Instructions to follow: Copy out the lines from the beginning of the list through the line that contains "- staticText: Enter", keeping each one the same.

################

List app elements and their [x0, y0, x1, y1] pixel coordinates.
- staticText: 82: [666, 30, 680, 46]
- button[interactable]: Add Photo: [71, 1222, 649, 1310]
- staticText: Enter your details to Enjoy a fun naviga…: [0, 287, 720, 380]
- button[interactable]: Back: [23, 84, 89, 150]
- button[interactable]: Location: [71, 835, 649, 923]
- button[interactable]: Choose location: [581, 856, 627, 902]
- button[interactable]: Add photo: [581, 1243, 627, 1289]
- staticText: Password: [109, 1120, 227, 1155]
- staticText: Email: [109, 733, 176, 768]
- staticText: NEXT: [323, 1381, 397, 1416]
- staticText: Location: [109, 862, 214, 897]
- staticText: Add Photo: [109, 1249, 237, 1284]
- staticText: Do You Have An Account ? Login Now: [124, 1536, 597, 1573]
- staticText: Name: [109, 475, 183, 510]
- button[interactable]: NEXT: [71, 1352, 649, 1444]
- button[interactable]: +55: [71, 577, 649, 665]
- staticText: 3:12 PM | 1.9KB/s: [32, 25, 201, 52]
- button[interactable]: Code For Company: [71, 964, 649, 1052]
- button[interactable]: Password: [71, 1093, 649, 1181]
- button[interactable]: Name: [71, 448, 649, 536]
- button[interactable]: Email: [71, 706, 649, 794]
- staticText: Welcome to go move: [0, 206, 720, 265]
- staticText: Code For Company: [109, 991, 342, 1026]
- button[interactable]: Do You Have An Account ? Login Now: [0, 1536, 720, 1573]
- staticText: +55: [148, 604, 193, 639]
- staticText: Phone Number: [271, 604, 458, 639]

################

Written reply:
List app elements and their [x0, y0, x1, y1] pixel coordinates.
- staticText: 82: [666, 30, 680, 46]
- button[interactable]: Add Photo: [71, 1222, 649, 1310]
- staticText: Enter your details to Enjoy a fun naviga…: [0, 287, 720, 380]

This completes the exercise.